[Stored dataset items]
-------

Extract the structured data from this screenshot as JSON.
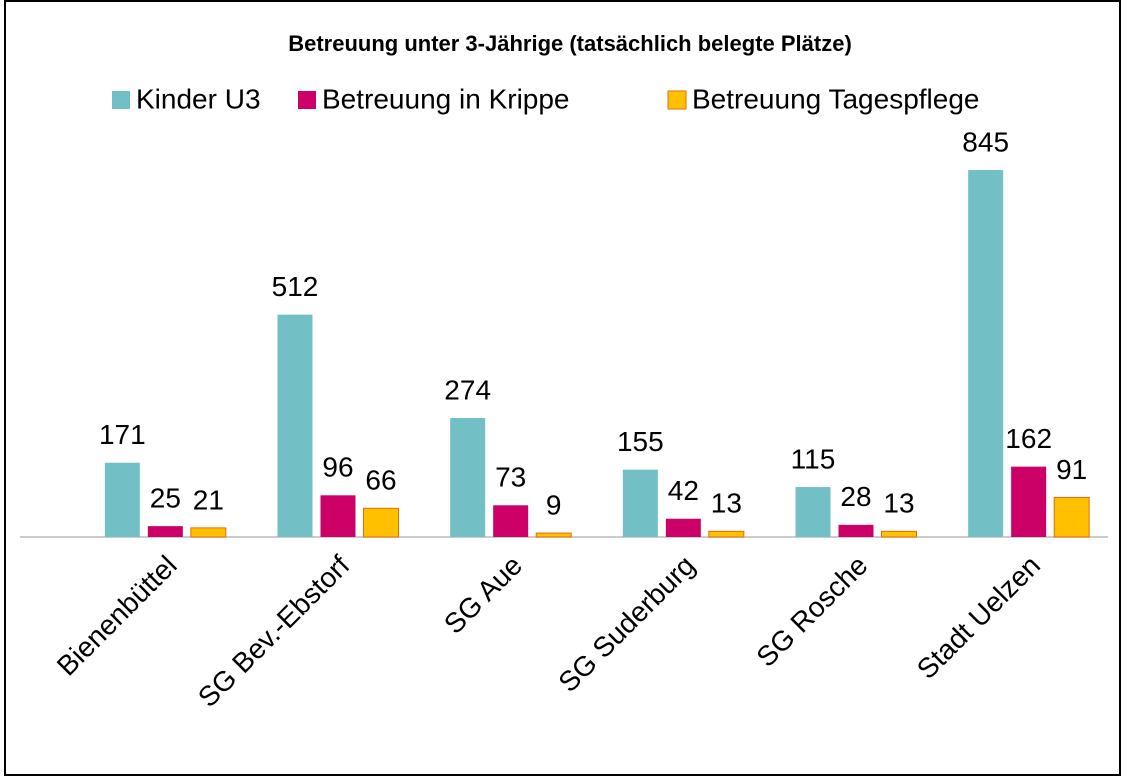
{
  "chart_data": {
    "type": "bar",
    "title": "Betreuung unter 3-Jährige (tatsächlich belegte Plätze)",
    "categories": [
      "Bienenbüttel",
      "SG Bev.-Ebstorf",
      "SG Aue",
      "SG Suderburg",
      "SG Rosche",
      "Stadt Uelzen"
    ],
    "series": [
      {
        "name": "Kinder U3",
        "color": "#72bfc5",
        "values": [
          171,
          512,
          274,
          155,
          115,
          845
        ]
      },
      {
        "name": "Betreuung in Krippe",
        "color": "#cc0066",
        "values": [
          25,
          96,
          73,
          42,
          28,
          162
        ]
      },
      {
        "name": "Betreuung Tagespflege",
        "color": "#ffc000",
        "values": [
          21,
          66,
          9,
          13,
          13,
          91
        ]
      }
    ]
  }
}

-------

What you have to do - Leave the pictures out, and transcribe each of the records exactly.

Output of the task -
Extract the structured data from this screenshot as JSON.
{
  "chart_data": {
    "type": "bar",
    "title": "Betreuung unter 3-Jährige (tatsächlich belegte Plätze)",
    "categories": [
      "Bienenbüttel",
      "SG Bev.-Ebstorf",
      "SG Aue",
      "SG Suderburg",
      "SG Rosche",
      "Stadt Uelzen"
    ],
    "series": [
      {
        "name": "Kinder U3",
        "color": "#72bfc5",
        "values": [
          171,
          512,
          274,
          155,
          115,
          845
        ]
      },
      {
        "name": "Betreuung in Krippe",
        "color": "#cc0066",
        "values": [
          25,
          96,
          73,
          42,
          28,
          162
        ]
      },
      {
        "name": "Betreuung Tagespflege",
        "color": "#ffc000",
        "values": [
          21,
          66,
          9,
          13,
          13,
          91
        ]
      }
    ]
  }
}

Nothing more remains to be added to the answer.